**THE RECORDS:**
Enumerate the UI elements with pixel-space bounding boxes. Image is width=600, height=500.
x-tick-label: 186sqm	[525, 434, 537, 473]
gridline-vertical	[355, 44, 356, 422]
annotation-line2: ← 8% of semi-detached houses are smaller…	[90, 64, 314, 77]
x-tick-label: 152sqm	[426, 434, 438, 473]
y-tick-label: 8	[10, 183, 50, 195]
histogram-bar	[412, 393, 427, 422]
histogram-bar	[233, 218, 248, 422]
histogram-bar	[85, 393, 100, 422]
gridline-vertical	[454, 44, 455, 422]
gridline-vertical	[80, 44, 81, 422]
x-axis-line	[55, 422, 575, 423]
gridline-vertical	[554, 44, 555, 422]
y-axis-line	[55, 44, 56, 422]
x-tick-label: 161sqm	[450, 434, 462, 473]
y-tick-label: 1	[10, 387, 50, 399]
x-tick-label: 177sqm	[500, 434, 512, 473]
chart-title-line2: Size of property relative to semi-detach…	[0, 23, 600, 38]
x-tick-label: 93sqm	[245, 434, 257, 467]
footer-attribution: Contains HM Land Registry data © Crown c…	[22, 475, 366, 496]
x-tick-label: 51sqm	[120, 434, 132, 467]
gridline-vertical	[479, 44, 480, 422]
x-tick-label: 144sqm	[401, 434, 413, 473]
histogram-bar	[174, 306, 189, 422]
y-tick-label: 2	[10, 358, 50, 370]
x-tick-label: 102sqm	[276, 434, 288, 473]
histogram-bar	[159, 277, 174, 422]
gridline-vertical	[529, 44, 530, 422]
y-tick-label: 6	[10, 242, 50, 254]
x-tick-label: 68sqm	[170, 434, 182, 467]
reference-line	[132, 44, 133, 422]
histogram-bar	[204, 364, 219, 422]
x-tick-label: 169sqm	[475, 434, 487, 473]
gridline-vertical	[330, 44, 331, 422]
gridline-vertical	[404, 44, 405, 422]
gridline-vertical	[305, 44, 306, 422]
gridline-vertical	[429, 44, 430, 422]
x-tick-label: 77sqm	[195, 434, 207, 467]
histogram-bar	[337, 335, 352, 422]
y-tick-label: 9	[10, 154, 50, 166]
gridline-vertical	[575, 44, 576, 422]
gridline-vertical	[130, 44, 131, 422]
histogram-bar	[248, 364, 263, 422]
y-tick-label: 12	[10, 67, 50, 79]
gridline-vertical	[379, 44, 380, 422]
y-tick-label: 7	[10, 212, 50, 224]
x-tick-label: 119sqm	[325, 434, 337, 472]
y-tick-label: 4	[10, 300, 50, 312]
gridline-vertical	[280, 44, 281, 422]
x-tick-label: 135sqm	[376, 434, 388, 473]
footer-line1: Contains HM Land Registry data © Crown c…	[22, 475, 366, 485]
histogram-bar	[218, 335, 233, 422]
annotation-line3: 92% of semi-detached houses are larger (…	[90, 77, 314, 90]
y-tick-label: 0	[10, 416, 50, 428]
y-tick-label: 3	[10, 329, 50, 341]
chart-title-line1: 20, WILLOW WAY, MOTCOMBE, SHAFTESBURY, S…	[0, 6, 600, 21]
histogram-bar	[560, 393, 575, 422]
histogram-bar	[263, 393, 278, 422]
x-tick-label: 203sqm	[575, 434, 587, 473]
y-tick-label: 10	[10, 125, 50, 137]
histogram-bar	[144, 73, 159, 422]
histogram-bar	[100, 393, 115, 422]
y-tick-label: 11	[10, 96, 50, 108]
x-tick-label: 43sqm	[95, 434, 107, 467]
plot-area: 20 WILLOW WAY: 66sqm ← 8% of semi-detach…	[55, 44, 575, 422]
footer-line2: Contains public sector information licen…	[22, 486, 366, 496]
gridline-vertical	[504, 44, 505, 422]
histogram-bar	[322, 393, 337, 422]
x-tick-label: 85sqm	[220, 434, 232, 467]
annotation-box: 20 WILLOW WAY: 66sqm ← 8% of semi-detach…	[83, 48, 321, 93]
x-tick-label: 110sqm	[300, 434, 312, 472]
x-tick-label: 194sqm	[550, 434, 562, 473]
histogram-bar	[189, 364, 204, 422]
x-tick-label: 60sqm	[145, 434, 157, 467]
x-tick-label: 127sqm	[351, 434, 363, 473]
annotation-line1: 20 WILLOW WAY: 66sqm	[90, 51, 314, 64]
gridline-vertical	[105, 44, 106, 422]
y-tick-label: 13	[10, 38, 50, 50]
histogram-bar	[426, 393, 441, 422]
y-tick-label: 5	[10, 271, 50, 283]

**WHAT IS NEEDED:**
Pull out each line in the listing above that includes the string "Contains".

**RESPONSE:**
footer-attribution: Contains HM Land Registry data © Crown c…	[22, 475, 366, 496]
footer-line1: Contains HM Land Registry data © Crown c…	[22, 475, 366, 485]
footer-line2: Contains public sector information licen…	[22, 486, 366, 496]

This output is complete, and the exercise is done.